[Data entries]

++++

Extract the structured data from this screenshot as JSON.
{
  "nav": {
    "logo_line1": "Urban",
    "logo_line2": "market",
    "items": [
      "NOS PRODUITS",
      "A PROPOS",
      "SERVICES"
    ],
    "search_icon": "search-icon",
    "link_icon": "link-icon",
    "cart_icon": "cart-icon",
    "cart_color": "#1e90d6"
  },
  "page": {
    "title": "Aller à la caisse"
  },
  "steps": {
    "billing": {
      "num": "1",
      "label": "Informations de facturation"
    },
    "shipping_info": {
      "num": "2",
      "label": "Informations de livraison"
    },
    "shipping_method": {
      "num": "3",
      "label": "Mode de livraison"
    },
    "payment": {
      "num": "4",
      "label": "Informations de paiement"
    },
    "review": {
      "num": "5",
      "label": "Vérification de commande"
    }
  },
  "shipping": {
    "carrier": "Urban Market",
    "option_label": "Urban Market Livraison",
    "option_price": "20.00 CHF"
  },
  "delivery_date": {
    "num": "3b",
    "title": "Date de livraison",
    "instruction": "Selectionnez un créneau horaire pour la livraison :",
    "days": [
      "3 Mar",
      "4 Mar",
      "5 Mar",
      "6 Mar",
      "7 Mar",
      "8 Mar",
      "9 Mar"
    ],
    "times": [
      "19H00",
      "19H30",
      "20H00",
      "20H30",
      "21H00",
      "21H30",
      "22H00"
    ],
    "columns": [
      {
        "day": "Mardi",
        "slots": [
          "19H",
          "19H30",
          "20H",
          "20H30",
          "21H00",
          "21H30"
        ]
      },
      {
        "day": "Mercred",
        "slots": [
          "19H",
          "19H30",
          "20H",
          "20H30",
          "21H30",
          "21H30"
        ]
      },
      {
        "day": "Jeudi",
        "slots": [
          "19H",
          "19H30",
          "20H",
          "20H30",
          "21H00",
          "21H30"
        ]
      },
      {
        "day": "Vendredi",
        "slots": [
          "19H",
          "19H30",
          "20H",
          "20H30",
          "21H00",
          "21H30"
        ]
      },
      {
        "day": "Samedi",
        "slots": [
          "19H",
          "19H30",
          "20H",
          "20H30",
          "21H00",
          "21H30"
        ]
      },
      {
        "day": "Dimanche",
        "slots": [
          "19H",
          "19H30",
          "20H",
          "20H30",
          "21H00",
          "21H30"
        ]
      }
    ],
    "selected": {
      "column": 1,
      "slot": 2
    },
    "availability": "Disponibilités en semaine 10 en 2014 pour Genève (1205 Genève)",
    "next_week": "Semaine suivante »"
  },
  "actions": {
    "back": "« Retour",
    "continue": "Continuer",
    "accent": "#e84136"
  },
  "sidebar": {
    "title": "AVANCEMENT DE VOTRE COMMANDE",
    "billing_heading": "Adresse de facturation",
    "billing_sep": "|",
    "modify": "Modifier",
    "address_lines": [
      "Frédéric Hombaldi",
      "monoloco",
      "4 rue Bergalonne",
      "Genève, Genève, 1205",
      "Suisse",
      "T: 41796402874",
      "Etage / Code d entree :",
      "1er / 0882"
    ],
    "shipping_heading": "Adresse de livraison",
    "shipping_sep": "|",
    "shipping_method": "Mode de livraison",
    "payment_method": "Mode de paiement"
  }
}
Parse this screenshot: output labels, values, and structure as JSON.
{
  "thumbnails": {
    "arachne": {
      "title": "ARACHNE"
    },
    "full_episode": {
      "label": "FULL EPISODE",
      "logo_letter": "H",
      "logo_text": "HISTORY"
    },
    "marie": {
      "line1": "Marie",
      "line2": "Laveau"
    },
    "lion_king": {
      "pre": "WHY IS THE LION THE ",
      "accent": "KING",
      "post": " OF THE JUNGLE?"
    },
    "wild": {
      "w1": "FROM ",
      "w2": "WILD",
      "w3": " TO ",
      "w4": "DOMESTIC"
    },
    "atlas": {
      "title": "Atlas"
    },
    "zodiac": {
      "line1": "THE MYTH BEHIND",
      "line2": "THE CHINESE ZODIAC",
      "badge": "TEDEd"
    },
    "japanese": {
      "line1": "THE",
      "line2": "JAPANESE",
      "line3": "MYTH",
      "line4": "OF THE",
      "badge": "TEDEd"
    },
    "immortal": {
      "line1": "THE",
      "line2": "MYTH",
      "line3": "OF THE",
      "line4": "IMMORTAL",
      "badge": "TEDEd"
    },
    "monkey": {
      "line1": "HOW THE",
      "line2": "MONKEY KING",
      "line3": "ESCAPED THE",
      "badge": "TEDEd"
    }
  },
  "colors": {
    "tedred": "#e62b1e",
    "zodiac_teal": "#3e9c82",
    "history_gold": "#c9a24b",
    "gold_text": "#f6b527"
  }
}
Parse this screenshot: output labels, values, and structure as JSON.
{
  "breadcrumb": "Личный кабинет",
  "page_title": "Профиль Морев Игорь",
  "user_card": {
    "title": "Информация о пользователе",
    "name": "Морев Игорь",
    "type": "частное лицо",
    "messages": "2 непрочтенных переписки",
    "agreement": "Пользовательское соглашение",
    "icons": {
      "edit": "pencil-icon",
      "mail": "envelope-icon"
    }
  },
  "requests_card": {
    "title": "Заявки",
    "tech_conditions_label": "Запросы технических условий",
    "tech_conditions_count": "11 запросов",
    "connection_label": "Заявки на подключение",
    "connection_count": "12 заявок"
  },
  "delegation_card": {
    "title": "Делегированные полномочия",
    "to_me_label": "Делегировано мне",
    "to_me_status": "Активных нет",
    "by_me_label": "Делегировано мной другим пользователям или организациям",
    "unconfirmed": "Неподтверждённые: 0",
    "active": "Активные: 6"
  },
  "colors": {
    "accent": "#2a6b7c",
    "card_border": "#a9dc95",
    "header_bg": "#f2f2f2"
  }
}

++++

DO THIS: Copy each line above that contains the word "Заявки".

EXERCISE RESULT:
    "title": "Заявки",
    "connection_label": "Заявки на подключение",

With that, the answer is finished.